Dataset rows -
____________________
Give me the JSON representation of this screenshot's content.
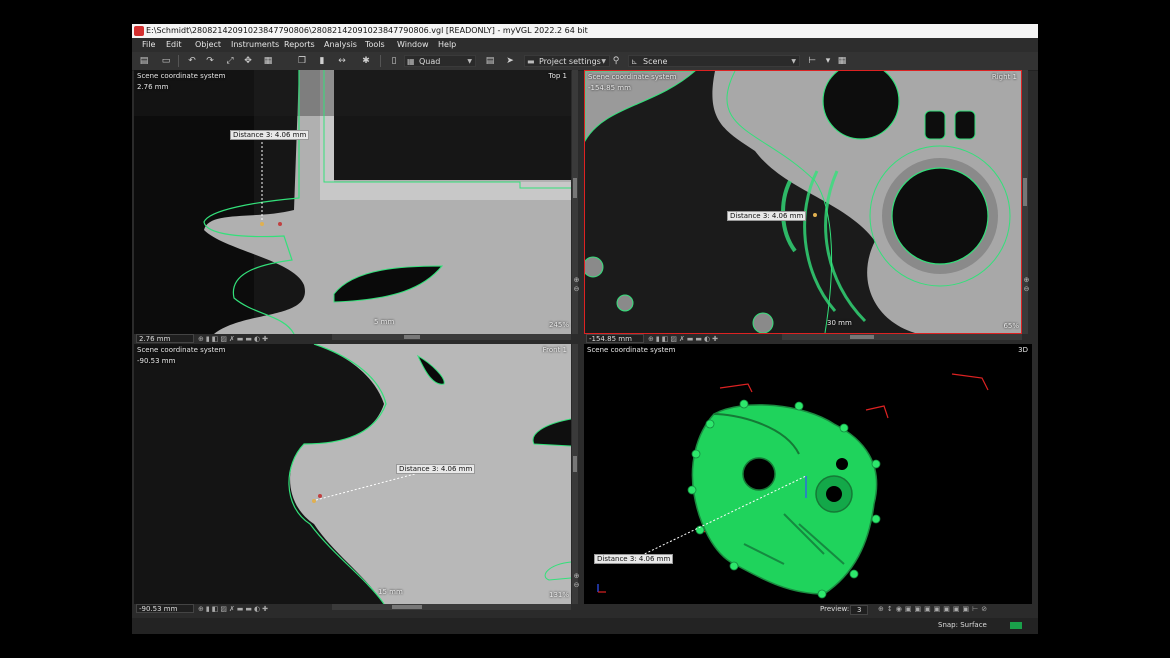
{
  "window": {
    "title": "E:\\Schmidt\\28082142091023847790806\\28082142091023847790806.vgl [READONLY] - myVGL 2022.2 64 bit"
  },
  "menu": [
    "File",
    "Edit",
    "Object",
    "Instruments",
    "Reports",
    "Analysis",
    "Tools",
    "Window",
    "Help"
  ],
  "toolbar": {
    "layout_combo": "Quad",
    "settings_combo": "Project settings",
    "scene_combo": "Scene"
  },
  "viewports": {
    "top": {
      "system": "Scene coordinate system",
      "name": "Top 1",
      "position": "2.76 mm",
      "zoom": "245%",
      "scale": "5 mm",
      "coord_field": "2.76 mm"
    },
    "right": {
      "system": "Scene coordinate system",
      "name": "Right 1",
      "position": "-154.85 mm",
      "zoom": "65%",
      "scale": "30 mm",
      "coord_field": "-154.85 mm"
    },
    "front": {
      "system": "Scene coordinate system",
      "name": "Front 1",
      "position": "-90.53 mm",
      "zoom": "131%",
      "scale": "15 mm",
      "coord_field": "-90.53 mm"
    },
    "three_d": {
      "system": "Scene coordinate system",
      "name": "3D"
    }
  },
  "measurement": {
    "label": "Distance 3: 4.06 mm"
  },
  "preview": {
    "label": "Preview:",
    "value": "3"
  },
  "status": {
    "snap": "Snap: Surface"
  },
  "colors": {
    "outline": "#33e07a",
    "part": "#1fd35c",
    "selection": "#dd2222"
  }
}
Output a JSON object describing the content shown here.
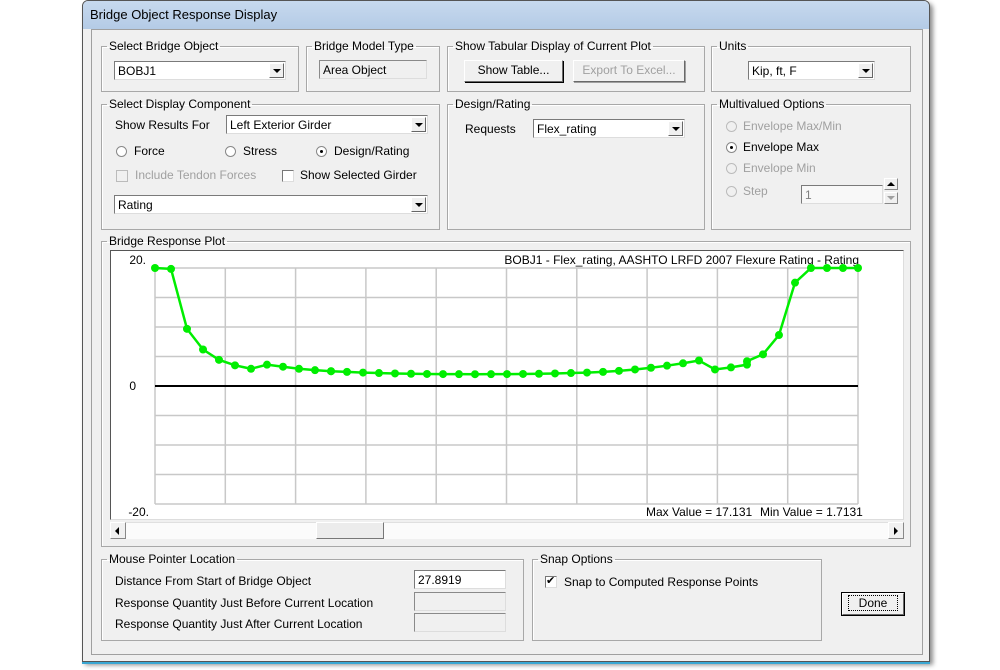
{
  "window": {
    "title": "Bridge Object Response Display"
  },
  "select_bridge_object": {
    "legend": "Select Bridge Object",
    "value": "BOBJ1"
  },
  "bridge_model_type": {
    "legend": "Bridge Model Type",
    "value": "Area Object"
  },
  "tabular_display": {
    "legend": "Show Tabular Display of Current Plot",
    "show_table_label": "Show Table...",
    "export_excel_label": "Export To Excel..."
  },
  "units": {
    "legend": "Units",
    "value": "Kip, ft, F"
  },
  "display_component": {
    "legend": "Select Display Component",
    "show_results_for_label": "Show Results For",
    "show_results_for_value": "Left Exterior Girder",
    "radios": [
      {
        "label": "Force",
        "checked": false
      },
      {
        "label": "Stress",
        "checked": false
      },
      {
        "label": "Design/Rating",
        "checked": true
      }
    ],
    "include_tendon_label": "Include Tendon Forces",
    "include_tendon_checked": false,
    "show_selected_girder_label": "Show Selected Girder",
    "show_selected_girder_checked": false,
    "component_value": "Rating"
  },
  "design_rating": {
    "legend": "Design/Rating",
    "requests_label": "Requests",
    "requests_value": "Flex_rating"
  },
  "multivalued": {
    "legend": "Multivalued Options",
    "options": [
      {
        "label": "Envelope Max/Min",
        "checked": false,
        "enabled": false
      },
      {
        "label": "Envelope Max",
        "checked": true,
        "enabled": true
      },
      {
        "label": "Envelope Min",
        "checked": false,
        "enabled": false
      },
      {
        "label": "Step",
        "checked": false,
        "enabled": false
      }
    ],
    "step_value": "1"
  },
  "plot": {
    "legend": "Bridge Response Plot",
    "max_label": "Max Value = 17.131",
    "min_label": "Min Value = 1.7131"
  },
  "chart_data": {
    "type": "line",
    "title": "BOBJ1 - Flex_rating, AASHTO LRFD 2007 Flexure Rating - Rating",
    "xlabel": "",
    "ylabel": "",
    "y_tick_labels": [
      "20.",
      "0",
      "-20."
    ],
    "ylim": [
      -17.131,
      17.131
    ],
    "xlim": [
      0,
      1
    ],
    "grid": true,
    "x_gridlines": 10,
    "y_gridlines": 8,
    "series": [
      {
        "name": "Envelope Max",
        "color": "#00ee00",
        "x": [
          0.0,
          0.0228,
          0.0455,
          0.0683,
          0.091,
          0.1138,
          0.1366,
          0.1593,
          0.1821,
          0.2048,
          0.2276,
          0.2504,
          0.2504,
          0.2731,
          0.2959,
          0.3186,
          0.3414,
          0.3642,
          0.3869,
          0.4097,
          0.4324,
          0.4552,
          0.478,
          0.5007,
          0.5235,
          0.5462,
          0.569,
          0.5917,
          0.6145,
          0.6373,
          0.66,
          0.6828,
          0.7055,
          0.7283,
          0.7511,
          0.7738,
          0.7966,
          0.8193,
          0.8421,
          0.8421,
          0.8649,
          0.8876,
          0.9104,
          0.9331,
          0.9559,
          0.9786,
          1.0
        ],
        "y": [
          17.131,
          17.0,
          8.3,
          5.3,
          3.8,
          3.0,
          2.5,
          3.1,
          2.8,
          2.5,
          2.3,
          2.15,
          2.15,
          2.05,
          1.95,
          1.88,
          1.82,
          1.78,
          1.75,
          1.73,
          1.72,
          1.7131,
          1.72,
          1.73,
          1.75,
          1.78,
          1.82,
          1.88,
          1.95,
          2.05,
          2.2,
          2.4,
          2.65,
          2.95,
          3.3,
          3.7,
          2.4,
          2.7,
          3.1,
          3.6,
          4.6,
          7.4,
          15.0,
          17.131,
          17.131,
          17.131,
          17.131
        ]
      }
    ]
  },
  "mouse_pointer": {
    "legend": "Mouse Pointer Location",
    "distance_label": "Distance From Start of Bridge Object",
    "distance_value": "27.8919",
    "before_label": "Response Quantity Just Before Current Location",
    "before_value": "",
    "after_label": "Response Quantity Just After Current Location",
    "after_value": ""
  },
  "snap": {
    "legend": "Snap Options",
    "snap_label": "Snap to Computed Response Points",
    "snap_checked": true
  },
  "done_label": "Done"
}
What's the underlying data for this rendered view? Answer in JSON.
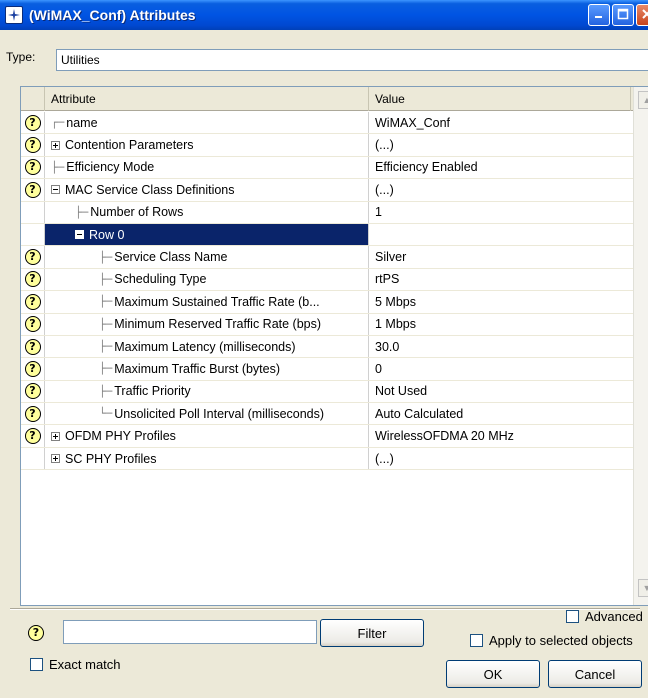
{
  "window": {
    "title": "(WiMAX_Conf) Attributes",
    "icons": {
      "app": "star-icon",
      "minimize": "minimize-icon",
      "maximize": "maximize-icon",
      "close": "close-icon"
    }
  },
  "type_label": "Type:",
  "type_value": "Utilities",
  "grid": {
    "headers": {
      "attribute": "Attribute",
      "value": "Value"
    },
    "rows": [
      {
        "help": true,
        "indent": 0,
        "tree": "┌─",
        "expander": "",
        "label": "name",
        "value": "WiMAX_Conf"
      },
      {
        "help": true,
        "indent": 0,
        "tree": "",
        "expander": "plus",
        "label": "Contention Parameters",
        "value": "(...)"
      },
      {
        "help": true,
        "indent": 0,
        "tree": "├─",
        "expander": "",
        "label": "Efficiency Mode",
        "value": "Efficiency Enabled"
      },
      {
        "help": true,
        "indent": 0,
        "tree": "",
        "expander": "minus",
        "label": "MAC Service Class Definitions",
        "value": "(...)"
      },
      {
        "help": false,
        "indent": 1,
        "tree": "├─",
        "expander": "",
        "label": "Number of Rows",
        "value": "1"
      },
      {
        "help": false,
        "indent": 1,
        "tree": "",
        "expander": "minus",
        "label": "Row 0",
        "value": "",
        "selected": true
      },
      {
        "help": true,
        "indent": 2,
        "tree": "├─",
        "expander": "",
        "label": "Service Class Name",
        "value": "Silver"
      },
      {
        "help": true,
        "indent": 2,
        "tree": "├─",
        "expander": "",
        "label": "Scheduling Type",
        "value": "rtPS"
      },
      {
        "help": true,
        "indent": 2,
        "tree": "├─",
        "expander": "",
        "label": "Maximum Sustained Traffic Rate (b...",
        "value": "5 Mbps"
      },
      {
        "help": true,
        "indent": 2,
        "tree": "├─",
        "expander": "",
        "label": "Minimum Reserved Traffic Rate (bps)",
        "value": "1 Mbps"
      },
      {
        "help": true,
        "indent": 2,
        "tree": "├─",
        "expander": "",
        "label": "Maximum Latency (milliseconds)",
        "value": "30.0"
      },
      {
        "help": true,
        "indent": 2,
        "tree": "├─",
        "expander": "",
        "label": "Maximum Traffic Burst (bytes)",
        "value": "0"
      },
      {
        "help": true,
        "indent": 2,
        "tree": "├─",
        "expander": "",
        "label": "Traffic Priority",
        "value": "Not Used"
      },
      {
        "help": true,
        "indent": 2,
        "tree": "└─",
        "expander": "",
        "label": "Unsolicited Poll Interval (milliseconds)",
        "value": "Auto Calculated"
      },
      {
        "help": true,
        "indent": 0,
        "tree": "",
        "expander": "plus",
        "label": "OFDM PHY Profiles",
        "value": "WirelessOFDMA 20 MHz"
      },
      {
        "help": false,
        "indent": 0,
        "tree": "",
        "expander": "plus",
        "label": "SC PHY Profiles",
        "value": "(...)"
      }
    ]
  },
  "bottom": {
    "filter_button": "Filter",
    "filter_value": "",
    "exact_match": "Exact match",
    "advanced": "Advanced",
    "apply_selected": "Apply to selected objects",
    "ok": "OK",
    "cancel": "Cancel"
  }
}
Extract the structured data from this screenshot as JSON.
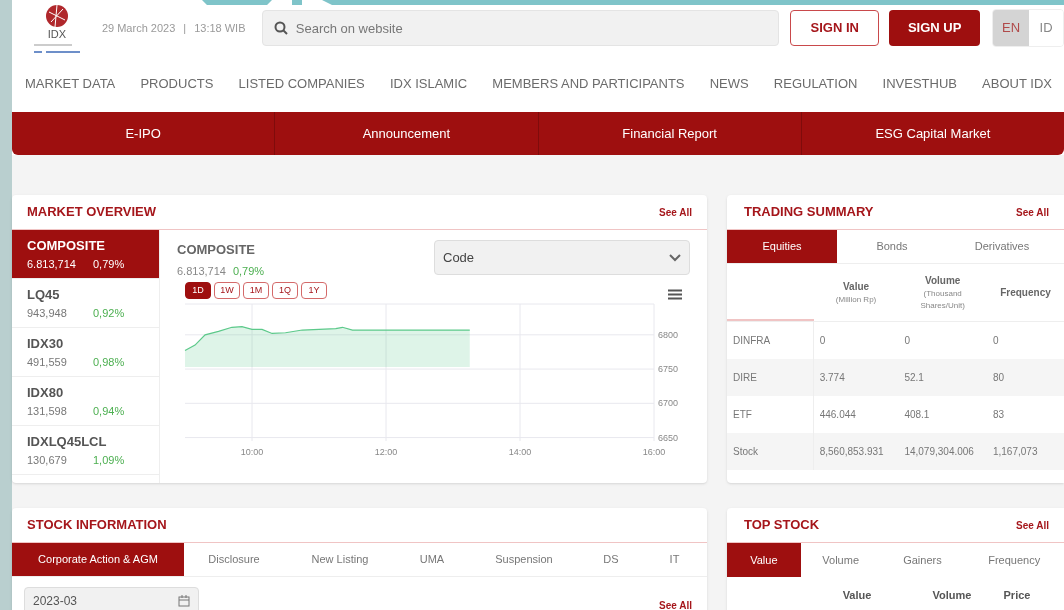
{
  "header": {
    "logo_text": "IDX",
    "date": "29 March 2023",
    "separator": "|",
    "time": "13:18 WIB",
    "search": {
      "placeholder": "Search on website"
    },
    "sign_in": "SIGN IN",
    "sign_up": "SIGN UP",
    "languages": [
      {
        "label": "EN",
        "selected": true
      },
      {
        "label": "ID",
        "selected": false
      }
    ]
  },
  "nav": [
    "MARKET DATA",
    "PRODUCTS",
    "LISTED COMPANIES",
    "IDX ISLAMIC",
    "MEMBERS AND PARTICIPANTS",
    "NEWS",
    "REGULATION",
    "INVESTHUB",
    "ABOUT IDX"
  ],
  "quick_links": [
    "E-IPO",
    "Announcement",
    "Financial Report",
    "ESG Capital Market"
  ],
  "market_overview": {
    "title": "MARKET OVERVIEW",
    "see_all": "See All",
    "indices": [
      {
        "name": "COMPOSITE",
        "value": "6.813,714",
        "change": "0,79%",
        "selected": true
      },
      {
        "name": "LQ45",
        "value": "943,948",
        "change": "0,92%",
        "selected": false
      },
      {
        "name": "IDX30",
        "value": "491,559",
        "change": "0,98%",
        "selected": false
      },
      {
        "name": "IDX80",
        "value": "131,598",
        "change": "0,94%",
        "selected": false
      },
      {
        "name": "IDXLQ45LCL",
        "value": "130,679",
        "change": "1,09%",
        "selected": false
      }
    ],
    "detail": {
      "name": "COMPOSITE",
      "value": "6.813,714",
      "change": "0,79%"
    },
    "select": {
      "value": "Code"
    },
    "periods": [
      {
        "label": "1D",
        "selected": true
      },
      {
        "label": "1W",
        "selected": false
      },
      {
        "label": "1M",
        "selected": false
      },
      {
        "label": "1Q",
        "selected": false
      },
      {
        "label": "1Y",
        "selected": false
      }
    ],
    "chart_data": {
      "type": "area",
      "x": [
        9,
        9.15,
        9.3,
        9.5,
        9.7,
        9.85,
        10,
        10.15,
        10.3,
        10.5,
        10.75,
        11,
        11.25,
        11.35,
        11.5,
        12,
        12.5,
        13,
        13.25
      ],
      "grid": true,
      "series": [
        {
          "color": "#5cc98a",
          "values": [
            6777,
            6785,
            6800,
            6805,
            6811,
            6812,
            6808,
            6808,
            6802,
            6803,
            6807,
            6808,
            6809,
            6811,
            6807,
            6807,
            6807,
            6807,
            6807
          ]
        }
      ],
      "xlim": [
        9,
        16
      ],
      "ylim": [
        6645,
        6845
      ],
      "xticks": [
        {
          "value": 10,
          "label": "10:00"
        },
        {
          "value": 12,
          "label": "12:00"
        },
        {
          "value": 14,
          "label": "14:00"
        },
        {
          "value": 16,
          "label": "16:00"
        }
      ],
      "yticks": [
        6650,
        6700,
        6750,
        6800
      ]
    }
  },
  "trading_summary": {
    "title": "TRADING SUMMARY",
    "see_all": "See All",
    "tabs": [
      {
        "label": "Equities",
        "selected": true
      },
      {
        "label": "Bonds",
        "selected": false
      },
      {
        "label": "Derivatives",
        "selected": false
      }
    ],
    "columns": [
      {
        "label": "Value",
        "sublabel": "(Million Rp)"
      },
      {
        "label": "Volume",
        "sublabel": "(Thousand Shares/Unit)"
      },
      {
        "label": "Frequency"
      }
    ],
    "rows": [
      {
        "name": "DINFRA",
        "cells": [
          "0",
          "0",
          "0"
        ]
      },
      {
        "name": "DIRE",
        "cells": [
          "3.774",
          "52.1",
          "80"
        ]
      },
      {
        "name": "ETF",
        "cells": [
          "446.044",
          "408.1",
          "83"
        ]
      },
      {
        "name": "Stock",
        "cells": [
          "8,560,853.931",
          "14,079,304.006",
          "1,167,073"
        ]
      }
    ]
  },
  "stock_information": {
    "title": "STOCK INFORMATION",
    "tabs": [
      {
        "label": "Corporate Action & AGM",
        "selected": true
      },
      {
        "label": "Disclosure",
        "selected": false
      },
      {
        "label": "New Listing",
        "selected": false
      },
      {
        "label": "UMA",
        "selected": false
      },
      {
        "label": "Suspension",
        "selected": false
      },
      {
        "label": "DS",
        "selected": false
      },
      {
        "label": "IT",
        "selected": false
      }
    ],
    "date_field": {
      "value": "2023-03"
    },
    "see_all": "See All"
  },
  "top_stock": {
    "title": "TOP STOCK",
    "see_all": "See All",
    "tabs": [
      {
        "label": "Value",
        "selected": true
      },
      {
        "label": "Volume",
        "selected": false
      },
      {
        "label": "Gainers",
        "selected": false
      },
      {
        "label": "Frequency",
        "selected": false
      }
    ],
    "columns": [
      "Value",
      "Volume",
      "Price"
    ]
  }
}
____________________
Direction - Count the lines above that contain the word "sublabel". Give only the number.

Reply - 2